* **Problem description**:
Return the lines below that carry the word "JSON".

== Given data ==

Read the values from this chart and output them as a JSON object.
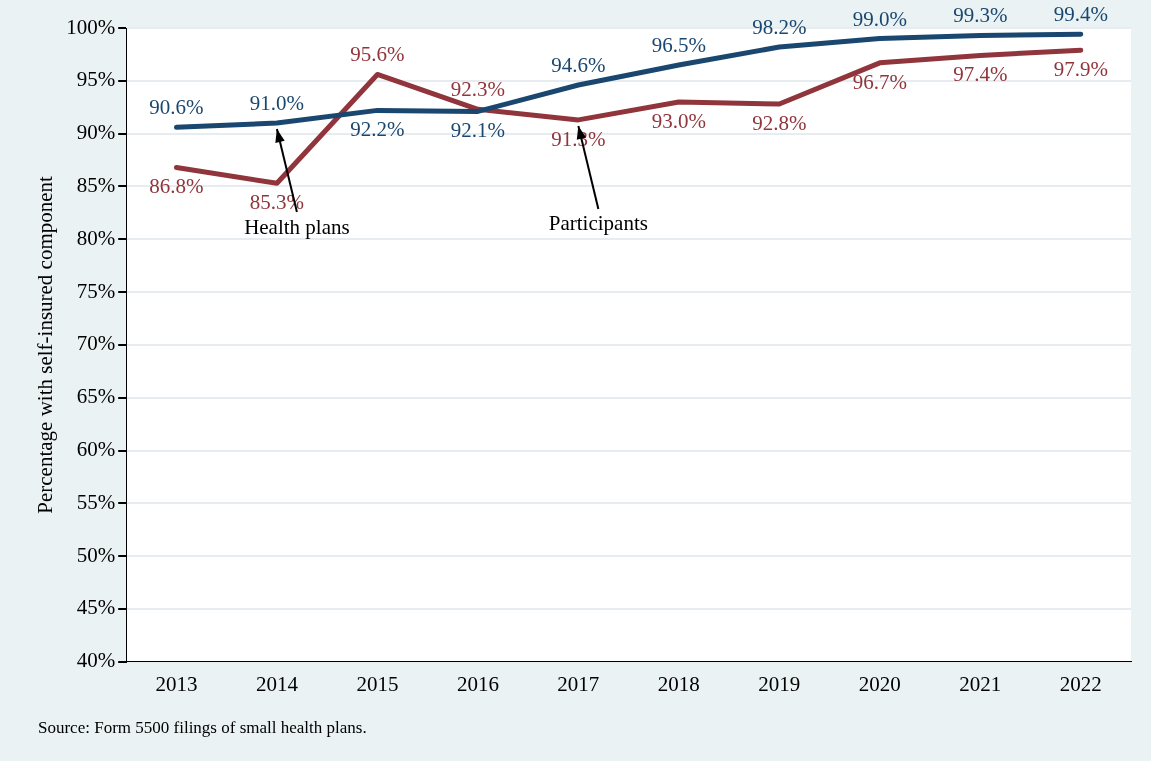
{
  "chart_data": {
    "type": "line",
    "ylabel": "Percentage with self-insured component",
    "categories": [
      "2013",
      "2014",
      "2015",
      "2016",
      "2017",
      "2018",
      "2019",
      "2020",
      "2021",
      "2022"
    ],
    "series": [
      {
        "color": "#1a476f",
        "values": [
          90.6,
          91.0,
          92.2,
          92.1,
          94.6,
          96.5,
          98.2,
          99.0,
          99.3,
          99.4
        ],
        "value_labels": [
          "90.6%",
          "91.0%",
          "92.2%",
          "92.1%",
          "94.6%",
          "96.5%",
          "98.2%",
          "99.0%",
          "99.3%",
          "99.4%"
        ]
      },
      {
        "color": "#90353b",
        "values": [
          86.8,
          85.3,
          95.6,
          92.3,
          91.3,
          93.0,
          92.8,
          96.7,
          97.4,
          97.9
        ],
        "value_labels": [
          "86.8%",
          "85.3%",
          "95.6%",
          "92.3%",
          "91.3%",
          "93.0%",
          "92.8%",
          "96.7%",
          "97.4%",
          "97.9%"
        ]
      }
    ],
    "ylim": [
      40,
      100
    ],
    "yticks": [
      {
        "value": 40,
        "label": "40%"
      },
      {
        "value": 45,
        "label": "45%"
      },
      {
        "value": 50,
        "label": "50%"
      },
      {
        "value": 55,
        "label": "55%"
      },
      {
        "value": 60,
        "label": "60%"
      },
      {
        "value": 65,
        "label": "65%"
      },
      {
        "value": 70,
        "label": "70%"
      },
      {
        "value": 75,
        "label": "75%"
      },
      {
        "value": 80,
        "label": "80%"
      },
      {
        "value": 85,
        "label": "85%"
      },
      {
        "value": 90,
        "label": "90%"
      },
      {
        "value": 95,
        "label": "95%"
      },
      {
        "value": 100,
        "label": "100%"
      }
    ],
    "grid": "y",
    "legend": false,
    "marker": "none",
    "line_style": "solid",
    "annotations": [
      {
        "text": "Health plans",
        "x": "2014",
        "y": 91.0
      },
      {
        "text": "Participants",
        "x": "2017",
        "y": 91.3
      },
      "Source: Form 5500 filings of small health plans."
    ]
  }
}
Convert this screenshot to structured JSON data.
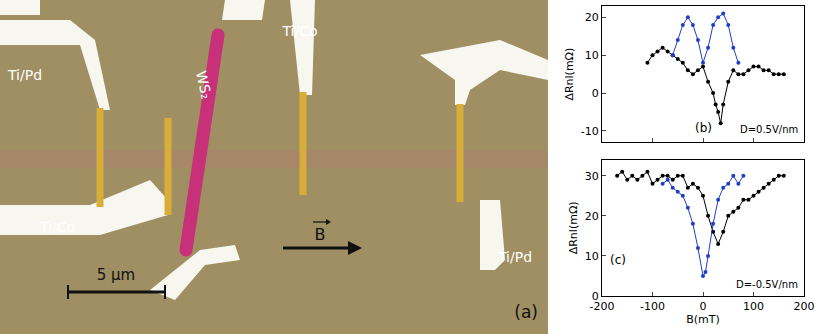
{
  "photo": {
    "panel": "(a)",
    "labels": [
      "Ti/Pd",
      "WS₂",
      "Ti/Co",
      "Ti/Co",
      "Ti/Pd"
    ],
    "scale_bar": "5 µm",
    "field": "B"
  },
  "chart_data": [
    {
      "type": "line",
      "marker": "circle",
      "grid": false,
      "tick_labels": "y",
      "y_label": "ΔRnl(mΩ)",
      "xlim": [
        -200,
        200
      ],
      "xticks": [
        -200,
        -100,
        0,
        100,
        200
      ],
      "ylim": [
        -13,
        23
      ],
      "yticks": [
        -10,
        0,
        10,
        20
      ],
      "annotations": [
        "(b)",
        "D=0.5V/nm"
      ],
      "series": [
        {
          "color": "#000000",
          "x": [
            -110,
            -100,
            -90,
            -80,
            -70,
            -60,
            -50,
            -40,
            -30,
            -20,
            -10,
            0,
            10,
            20,
            25,
            30,
            35,
            40,
            50,
            60,
            70,
            80,
            90,
            100,
            110,
            120,
            130,
            140,
            150,
            160
          ],
          "values": [
            8,
            10,
            11,
            12,
            11,
            10,
            9,
            8,
            6,
            5,
            6,
            7,
            3,
            0,
            -3,
            -5,
            -8,
            -3,
            3,
            6,
            5,
            5,
            6,
            7,
            7,
            6,
            6,
            5,
            5,
            5
          ]
        },
        {
          "color": "#1f3fc8",
          "x": [
            -60,
            -50,
            -40,
            -30,
            -20,
            -10,
            0,
            10,
            20,
            30,
            40,
            50,
            60,
            70
          ],
          "values": [
            10,
            14,
            18,
            20,
            18,
            14,
            8,
            12,
            18,
            20,
            21,
            18,
            12,
            8
          ]
        }
      ]
    },
    {
      "type": "line",
      "marker": "circle",
      "grid": false,
      "x_label": "B(mT)",
      "y_label": "ΔRnl(mΩ)",
      "xlim": [
        -200,
        200
      ],
      "xticks": [
        -200,
        -100,
        0,
        100,
        200
      ],
      "ylim": [
        0,
        34
      ],
      "yticks": [
        0,
        10,
        20,
        30
      ],
      "annotations": [
        "(c)",
        "D=-0.5V/nm"
      ],
      "series": [
        {
          "color": "#000000",
          "x": [
            -170,
            -160,
            -150,
            -140,
            -130,
            -120,
            -110,
            -100,
            -90,
            -80,
            -70,
            -60,
            -50,
            -40,
            -30,
            -20,
            -10,
            0,
            10,
            20,
            30,
            40,
            50,
            60,
            70,
            80,
            90,
            100,
            110,
            120,
            130,
            140,
            150,
            160
          ],
          "values": [
            30,
            31,
            29,
            30,
            29,
            30,
            31,
            28,
            29,
            30,
            30,
            29,
            30,
            30,
            27,
            28,
            27,
            25,
            20,
            16,
            13,
            16,
            20,
            21,
            22,
            24,
            24,
            25,
            26,
            27,
            28,
            29,
            30,
            30
          ]
        },
        {
          "color": "#1f3fc8",
          "x": [
            -80,
            -70,
            -60,
            -50,
            -40,
            -30,
            -20,
            -10,
            0,
            5,
            10,
            20,
            30,
            40,
            50,
            60,
            70,
            80
          ],
          "values": [
            28,
            29,
            27,
            26,
            25,
            22,
            18,
            12,
            5,
            6,
            10,
            18,
            24,
            27,
            28,
            30,
            28,
            30
          ]
        }
      ]
    }
  ]
}
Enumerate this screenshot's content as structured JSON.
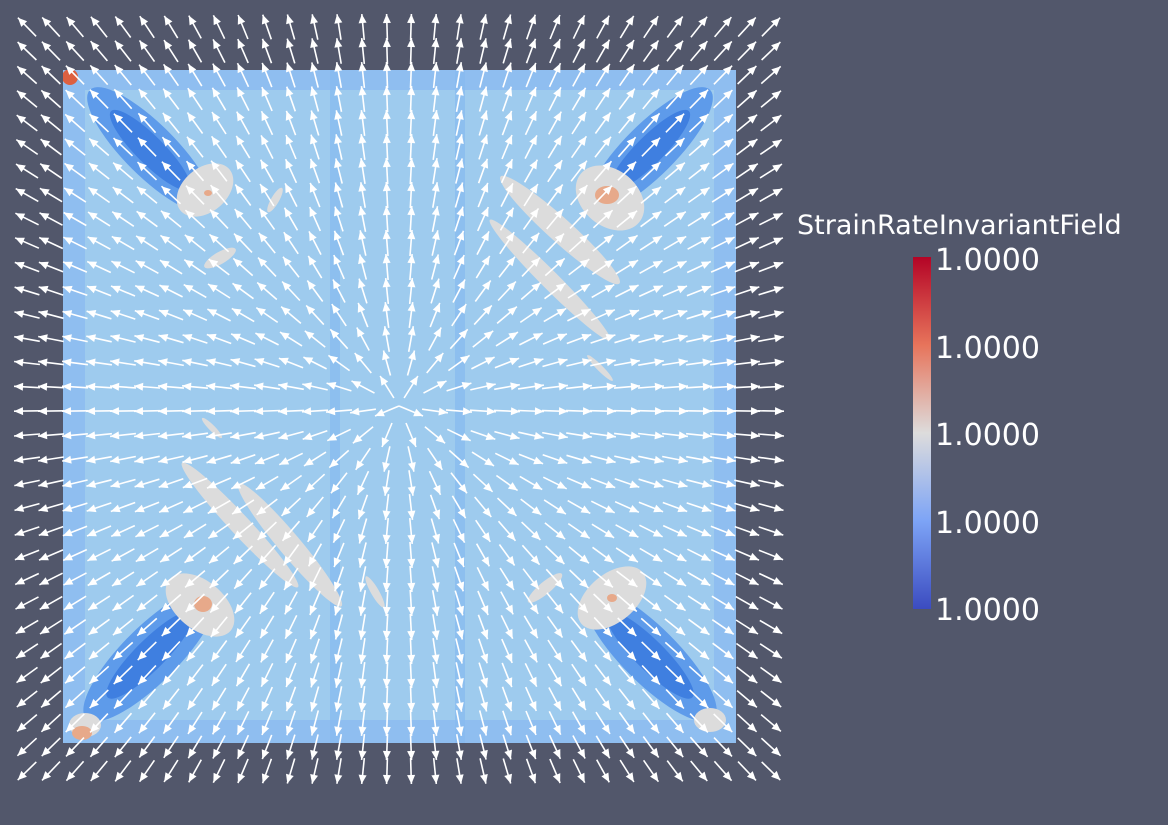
{
  "legend": {
    "title": "StrainRateInvariantField",
    "ticks": [
      "1.0000",
      "1.0000",
      "1.0000",
      "1.0000",
      "1.0000"
    ],
    "colormap": [
      "#b40426",
      "#e7745b",
      "#dddcdc",
      "#7da4f6",
      "#3b4cc0"
    ]
  },
  "colors": {
    "background": "#52576b",
    "field_base": "#9ecbee",
    "field_band": "#5e9bea",
    "field_dark": "#3f7fe0",
    "field_gray": "#dcdcdc",
    "field_warm": "#e7a98a",
    "arrow": "#ffffff"
  },
  "icons": {
    "glyph": "arrow-glyph"
  }
}
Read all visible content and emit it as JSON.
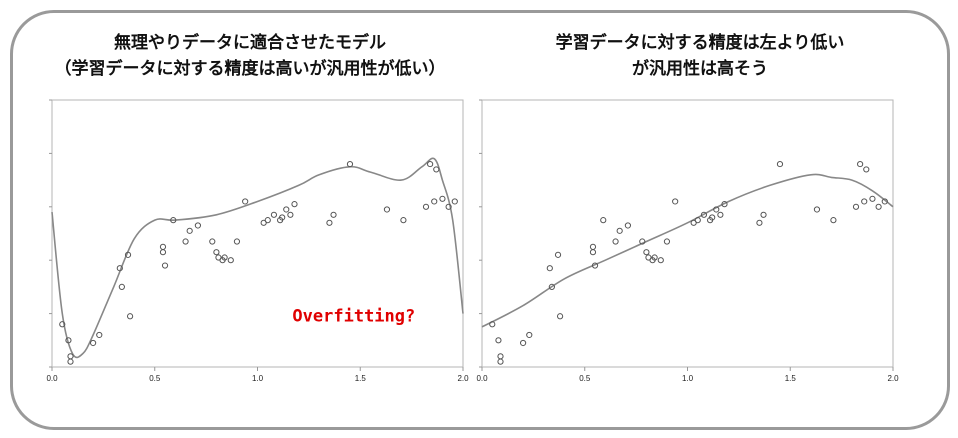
{
  "titles": {
    "left": [
      "無理やりデータに適合させたモデル",
      "（学習データに対する精度は高いが汎用性が低い）"
    ],
    "right": [
      "学習データに対する精度は左より低い",
      "が汎用性は高そう"
    ]
  },
  "annotation": "Overfitting?",
  "colors": {
    "frame": "#9a9a9a",
    "curve": "#888888",
    "points": "#555555",
    "annotation": "#e00000"
  },
  "chart_data": [
    {
      "type": "scatter",
      "title": "無理やりデータに適合させたモデル（学習データに対する精度は高いが汎用性が低い）",
      "xlim": [
        0.0,
        2.0
      ],
      "ylim": [
        0.0,
        1.0
      ],
      "xticks": [
        "0.0",
        "0.5",
        "1.0",
        "1.5",
        "2.0"
      ],
      "grid": false,
      "annotation": "Overfitting?",
      "points": {
        "x": [
          0.05,
          0.08,
          0.09,
          0.09,
          0.2,
          0.23,
          0.33,
          0.34,
          0.37,
          0.38,
          0.54,
          0.54,
          0.55,
          0.59,
          0.65,
          0.67,
          0.71,
          0.78,
          0.8,
          0.81,
          0.83,
          0.84,
          0.87,
          0.9,
          0.94,
          1.03,
          1.05,
          1.08,
          1.11,
          1.12,
          1.14,
          1.16,
          1.18,
          1.35,
          1.37,
          1.45,
          1.63,
          1.71,
          1.82,
          1.84,
          1.86,
          1.87,
          1.9,
          1.93,
          1.96
        ],
        "y": [
          0.16,
          0.1,
          0.04,
          0.02,
          0.09,
          0.12,
          0.37,
          0.3,
          0.42,
          0.19,
          0.45,
          0.43,
          0.38,
          0.55,
          0.47,
          0.51,
          0.53,
          0.47,
          0.43,
          0.41,
          0.4,
          0.41,
          0.4,
          0.47,
          0.62,
          0.54,
          0.55,
          0.57,
          0.55,
          0.56,
          0.59,
          0.57,
          0.61,
          0.54,
          0.57,
          0.76,
          0.59,
          0.55,
          0.6,
          0.76,
          0.62,
          0.74,
          0.63,
          0.6,
          0.62
        ]
      },
      "curve": {
        "name": "",
        "x": [
          0.0,
          0.05,
          0.1,
          0.15,
          0.2,
          0.3,
          0.4,
          0.5,
          0.6,
          0.8,
          1.0,
          1.2,
          1.3,
          1.45,
          1.55,
          1.7,
          1.8,
          1.86,
          1.9,
          1.95,
          2.0
        ],
        "y": [
          0.58,
          0.2,
          0.05,
          0.05,
          0.12,
          0.3,
          0.48,
          0.55,
          0.55,
          0.57,
          0.62,
          0.68,
          0.72,
          0.75,
          0.73,
          0.7,
          0.75,
          0.78,
          0.7,
          0.55,
          0.2
        ]
      }
    },
    {
      "type": "scatter",
      "title": "学習データに対する精度は左より低いが汎用性は高そう",
      "xlim": [
        0.0,
        2.0
      ],
      "ylim": [
        0.0,
        1.0
      ],
      "xticks": [
        "0.0",
        "0.5",
        "1.0",
        "1.5",
        "2.0"
      ],
      "grid": false,
      "points": {
        "x": [
          0.05,
          0.08,
          0.09,
          0.09,
          0.2,
          0.23,
          0.33,
          0.34,
          0.37,
          0.38,
          0.54,
          0.54,
          0.55,
          0.59,
          0.65,
          0.67,
          0.71,
          0.78,
          0.8,
          0.81,
          0.83,
          0.84,
          0.87,
          0.9,
          0.94,
          1.03,
          1.05,
          1.08,
          1.11,
          1.12,
          1.14,
          1.16,
          1.18,
          1.35,
          1.37,
          1.45,
          1.63,
          1.71,
          1.82,
          1.84,
          1.86,
          1.87,
          1.9,
          1.93,
          1.96
        ],
        "y": [
          0.16,
          0.1,
          0.04,
          0.02,
          0.09,
          0.12,
          0.37,
          0.3,
          0.42,
          0.19,
          0.45,
          0.43,
          0.38,
          0.55,
          0.47,
          0.51,
          0.53,
          0.47,
          0.43,
          0.41,
          0.4,
          0.41,
          0.4,
          0.47,
          0.62,
          0.54,
          0.55,
          0.57,
          0.55,
          0.56,
          0.59,
          0.57,
          0.61,
          0.54,
          0.57,
          0.76,
          0.59,
          0.55,
          0.6,
          0.76,
          0.62,
          0.74,
          0.63,
          0.6,
          0.62
        ]
      },
      "curve": {
        "name": "",
        "x": [
          0.0,
          0.2,
          0.4,
          0.6,
          0.8,
          1.0,
          1.2,
          1.4,
          1.6,
          1.7,
          1.8,
          1.9,
          2.0
        ],
        "y": [
          0.15,
          0.23,
          0.33,
          0.4,
          0.47,
          0.54,
          0.62,
          0.68,
          0.72,
          0.71,
          0.7,
          0.66,
          0.6
        ]
      }
    }
  ]
}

===

* **Result of this exercise**:
Read the values from this chart and output them as a JSON object.
Convert this screenshot to structured JSON data.
Enumerate this screenshot's content as structured JSON.
Read all visible content and emit it as JSON.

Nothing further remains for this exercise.